> **Work to be completed**
Print the lines from the start of the records through the line containing "candle-body [1265, 185, 1268, 206]", both ends included, without any changes.

(Records of where the elements appear)
>>>>>
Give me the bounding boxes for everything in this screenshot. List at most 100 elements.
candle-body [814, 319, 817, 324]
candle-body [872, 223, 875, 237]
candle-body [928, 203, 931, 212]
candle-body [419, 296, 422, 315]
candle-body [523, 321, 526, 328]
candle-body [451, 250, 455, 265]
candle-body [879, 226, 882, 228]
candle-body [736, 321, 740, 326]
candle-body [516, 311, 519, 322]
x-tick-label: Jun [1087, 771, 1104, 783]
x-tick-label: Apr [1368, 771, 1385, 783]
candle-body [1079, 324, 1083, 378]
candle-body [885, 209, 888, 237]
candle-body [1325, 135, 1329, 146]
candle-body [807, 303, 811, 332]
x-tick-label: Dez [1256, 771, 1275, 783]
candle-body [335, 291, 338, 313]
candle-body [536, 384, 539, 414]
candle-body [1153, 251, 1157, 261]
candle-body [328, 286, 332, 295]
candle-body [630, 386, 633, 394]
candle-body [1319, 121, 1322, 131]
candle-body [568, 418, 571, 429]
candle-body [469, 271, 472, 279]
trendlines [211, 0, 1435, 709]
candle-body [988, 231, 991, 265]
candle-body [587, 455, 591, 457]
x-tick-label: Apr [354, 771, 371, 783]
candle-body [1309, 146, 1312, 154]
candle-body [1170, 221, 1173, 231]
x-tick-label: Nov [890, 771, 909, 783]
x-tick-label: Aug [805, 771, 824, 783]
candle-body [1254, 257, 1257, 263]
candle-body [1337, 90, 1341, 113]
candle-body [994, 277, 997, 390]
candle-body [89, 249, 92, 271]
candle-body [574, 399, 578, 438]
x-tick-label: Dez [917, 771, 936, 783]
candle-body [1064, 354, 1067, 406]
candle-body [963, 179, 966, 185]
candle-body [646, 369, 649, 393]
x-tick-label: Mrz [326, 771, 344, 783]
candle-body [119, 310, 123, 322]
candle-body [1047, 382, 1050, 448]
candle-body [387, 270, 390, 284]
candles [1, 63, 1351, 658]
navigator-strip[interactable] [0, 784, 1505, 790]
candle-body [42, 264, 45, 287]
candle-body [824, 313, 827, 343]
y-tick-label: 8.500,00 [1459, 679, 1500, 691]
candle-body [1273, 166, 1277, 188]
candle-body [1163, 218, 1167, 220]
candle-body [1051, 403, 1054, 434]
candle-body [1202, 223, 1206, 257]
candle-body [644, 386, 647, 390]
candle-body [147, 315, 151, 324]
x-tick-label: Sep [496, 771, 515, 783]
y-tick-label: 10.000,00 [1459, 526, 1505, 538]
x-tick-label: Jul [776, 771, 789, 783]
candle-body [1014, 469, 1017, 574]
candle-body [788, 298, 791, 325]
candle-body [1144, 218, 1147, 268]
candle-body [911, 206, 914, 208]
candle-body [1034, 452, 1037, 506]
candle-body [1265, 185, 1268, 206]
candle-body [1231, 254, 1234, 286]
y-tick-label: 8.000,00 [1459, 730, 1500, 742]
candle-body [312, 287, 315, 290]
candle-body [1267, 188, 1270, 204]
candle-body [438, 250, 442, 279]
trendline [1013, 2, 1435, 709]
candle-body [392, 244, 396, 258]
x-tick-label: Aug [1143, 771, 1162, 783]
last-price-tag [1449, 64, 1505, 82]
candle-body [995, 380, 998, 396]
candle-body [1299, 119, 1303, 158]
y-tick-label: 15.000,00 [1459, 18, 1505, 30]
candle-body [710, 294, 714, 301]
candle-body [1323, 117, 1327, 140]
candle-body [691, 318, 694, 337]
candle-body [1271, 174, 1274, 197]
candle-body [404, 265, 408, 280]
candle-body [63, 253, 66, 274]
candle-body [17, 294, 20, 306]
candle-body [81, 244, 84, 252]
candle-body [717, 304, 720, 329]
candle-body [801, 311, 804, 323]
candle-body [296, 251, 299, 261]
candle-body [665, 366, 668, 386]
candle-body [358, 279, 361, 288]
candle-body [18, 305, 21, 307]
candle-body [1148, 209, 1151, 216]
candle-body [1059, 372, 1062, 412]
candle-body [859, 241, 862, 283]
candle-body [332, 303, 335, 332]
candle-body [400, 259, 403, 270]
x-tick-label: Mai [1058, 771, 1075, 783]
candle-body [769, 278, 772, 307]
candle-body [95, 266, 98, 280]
<<<<<
> **Answer to this problem**
Give me the bounding boxes for everything in this screenshot. List at most 100 elements.
candle-body [814, 319, 817, 324]
candle-body [872, 223, 875, 237]
candle-body [928, 203, 931, 212]
candle-body [419, 296, 422, 315]
candle-body [523, 321, 526, 328]
candle-body [451, 250, 455, 265]
candle-body [879, 226, 882, 228]
candle-body [736, 321, 740, 326]
candle-body [516, 311, 519, 322]
x-tick-label: Jun [1087, 771, 1104, 783]
x-tick-label: Apr [1368, 771, 1385, 783]
candle-body [1079, 324, 1083, 378]
candle-body [885, 209, 888, 237]
candle-body [1325, 135, 1329, 146]
candle-body [807, 303, 811, 332]
x-tick-label: Dez [1256, 771, 1275, 783]
candle-body [335, 291, 338, 313]
candle-body [536, 384, 539, 414]
candle-body [1153, 251, 1157, 261]
candle-body [328, 286, 332, 295]
candle-body [630, 386, 633, 394]
candle-body [1319, 121, 1322, 131]
candle-body [568, 418, 571, 429]
candle-body [469, 271, 472, 279]
trendlines [211, 0, 1435, 709]
candle-body [988, 231, 991, 265]
candle-body [587, 455, 591, 457]
x-tick-label: Apr [354, 771, 371, 783]
candle-body [1309, 146, 1312, 154]
candle-body [1170, 221, 1173, 231]
x-tick-label: Nov [890, 771, 909, 783]
x-tick-label: Aug [805, 771, 824, 783]
candle-body [1254, 257, 1257, 263]
candle-body [1337, 90, 1341, 113]
candle-body [994, 277, 997, 390]
candle-body [89, 249, 92, 271]
candle-body [574, 399, 578, 438]
x-tick-label: Dez [917, 771, 936, 783]
candle-body [1064, 354, 1067, 406]
candle-body [963, 179, 966, 185]
candle-body [646, 369, 649, 393]
x-tick-label: Mrz [326, 771, 344, 783]
candle-body [119, 310, 123, 322]
candle-body [1047, 382, 1050, 448]
candle-body [387, 270, 390, 284]
candles [1, 63, 1351, 658]
navigator-strip[interactable] [0, 784, 1505, 790]
candle-body [42, 264, 45, 287]
candle-body [824, 313, 827, 343]
y-tick-label: 8.500,00 [1459, 679, 1500, 691]
candle-body [1273, 166, 1277, 188]
candle-body [1163, 218, 1167, 220]
candle-body [1051, 403, 1054, 434]
candle-body [1202, 223, 1206, 257]
candle-body [644, 386, 647, 390]
candle-body [147, 315, 151, 324]
x-tick-label: Sep [496, 771, 515, 783]
y-tick-label: 10.000,00 [1459, 526, 1505, 538]
x-tick-label: Jul [776, 771, 789, 783]
candle-body [1014, 469, 1017, 574]
candle-body [788, 298, 791, 325]
candle-body [1144, 218, 1147, 268]
candle-body [911, 206, 914, 208]
candle-body [1034, 452, 1037, 506]
candle-body [1265, 185, 1268, 206]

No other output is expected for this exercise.